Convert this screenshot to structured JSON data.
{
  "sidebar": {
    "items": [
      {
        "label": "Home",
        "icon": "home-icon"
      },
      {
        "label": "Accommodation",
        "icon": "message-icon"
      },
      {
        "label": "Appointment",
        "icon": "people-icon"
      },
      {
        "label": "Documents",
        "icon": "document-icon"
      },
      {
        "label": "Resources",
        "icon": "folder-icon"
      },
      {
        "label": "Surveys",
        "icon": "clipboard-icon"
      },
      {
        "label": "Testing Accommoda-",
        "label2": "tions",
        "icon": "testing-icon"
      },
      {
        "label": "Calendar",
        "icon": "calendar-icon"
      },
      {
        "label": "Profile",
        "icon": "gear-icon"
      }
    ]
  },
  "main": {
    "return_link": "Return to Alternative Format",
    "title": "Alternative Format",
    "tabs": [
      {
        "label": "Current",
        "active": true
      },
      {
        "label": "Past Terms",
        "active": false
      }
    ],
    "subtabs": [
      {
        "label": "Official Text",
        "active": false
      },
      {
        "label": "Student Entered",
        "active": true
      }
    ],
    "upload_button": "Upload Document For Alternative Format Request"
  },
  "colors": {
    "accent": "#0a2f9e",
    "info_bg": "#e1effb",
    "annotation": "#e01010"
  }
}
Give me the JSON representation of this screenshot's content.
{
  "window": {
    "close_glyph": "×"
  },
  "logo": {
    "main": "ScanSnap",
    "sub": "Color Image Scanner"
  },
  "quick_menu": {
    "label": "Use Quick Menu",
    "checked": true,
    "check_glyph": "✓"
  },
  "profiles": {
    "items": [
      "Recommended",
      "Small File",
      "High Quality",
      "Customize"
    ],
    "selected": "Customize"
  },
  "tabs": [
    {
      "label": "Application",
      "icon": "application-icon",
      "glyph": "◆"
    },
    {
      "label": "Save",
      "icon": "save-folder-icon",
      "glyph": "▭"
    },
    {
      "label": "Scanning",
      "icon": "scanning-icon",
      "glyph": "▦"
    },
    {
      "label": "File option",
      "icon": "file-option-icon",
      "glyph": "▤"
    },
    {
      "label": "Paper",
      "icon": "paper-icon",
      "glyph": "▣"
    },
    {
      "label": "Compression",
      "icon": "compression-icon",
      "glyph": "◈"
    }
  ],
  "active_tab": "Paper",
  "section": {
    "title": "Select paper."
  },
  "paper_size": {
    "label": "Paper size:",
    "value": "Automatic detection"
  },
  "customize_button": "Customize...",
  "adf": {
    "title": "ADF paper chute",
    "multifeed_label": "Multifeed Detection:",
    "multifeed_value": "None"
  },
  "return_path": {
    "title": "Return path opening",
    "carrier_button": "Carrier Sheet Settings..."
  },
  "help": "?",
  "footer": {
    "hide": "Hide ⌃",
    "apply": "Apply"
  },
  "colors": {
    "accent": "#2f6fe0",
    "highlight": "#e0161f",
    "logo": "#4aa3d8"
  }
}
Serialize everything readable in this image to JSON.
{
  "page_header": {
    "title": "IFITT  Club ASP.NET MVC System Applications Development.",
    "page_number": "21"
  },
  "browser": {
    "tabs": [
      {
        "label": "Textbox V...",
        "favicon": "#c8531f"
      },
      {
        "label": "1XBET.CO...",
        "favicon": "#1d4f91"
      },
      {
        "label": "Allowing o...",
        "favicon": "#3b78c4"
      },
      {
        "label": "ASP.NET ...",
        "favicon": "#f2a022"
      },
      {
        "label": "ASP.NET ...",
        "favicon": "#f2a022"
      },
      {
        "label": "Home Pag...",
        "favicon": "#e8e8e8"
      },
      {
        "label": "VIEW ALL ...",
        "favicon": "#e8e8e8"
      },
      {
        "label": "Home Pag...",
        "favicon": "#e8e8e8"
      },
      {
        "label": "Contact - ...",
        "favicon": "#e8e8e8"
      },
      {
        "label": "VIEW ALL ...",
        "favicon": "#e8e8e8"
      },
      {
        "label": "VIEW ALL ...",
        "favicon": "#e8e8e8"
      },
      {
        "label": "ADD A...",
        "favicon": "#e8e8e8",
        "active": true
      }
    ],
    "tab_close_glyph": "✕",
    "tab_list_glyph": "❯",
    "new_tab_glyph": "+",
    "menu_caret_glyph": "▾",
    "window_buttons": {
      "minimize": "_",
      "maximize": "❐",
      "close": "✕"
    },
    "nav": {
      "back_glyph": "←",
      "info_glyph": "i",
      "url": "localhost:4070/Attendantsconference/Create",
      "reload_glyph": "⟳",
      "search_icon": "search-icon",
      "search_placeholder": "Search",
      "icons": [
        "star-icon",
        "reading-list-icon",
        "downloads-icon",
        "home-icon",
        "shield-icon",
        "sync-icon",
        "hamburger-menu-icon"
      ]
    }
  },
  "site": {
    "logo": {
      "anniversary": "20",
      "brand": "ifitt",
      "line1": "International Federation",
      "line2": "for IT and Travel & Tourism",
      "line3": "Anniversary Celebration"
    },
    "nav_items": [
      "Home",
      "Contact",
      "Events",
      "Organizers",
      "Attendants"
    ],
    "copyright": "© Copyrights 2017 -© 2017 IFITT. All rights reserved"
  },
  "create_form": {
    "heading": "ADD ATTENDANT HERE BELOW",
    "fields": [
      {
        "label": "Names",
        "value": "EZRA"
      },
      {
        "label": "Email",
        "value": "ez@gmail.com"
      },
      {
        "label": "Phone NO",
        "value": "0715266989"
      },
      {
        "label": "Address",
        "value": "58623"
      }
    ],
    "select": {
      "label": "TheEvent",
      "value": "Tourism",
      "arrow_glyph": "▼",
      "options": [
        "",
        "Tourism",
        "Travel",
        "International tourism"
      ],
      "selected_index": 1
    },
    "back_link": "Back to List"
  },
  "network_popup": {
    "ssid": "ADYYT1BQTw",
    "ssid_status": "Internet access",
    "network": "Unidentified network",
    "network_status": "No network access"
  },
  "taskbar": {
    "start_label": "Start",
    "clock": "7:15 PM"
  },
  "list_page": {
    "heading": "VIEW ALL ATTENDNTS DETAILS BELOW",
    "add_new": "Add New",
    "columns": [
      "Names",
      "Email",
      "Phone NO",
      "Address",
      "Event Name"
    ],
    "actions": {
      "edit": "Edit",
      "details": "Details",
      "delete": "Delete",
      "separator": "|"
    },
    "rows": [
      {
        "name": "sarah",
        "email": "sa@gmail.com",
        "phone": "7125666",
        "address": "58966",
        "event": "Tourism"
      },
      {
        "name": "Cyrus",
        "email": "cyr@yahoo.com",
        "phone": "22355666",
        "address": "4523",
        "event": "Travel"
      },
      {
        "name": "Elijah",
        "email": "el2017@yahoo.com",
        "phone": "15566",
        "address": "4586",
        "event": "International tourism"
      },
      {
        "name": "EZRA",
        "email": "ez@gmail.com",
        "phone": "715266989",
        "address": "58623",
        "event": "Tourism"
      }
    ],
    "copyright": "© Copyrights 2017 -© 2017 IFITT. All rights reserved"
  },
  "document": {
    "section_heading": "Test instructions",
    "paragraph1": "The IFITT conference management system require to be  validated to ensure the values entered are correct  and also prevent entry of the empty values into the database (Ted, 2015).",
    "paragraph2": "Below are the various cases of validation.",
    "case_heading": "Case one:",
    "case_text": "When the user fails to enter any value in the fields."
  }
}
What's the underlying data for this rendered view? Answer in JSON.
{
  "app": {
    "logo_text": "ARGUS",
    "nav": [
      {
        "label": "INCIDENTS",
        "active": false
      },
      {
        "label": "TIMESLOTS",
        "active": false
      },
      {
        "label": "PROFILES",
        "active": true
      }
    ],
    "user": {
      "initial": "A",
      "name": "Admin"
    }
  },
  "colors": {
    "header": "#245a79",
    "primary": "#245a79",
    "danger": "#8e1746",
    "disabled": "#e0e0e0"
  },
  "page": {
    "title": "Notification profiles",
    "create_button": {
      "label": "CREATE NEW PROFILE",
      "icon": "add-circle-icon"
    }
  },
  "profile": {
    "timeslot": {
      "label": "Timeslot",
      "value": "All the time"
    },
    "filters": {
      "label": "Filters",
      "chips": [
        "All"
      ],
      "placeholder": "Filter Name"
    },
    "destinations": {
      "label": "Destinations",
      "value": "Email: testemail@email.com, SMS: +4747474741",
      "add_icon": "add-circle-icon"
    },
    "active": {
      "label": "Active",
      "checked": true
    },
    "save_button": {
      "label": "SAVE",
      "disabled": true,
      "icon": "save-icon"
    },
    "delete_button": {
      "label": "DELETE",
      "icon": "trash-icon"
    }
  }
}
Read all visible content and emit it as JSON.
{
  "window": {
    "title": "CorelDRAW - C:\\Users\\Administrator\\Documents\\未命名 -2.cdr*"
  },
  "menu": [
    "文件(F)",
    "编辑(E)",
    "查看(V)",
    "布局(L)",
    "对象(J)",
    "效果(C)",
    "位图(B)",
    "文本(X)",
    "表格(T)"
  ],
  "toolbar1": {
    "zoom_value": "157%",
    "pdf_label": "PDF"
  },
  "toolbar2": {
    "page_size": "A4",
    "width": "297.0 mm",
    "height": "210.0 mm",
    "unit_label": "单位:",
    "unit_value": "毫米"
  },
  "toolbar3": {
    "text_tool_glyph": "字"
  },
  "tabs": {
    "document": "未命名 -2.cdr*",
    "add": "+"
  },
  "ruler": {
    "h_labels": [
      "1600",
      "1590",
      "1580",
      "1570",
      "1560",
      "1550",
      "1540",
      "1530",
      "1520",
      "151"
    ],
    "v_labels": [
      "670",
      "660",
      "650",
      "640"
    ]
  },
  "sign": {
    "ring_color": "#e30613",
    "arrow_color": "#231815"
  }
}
********************
→ REQUIREMENT: From the entries above, extract each line containing "circle".

→ FINAL RESULT:
      "icon": "add-circle-icon"
      "add_icon": "add-circle-icon"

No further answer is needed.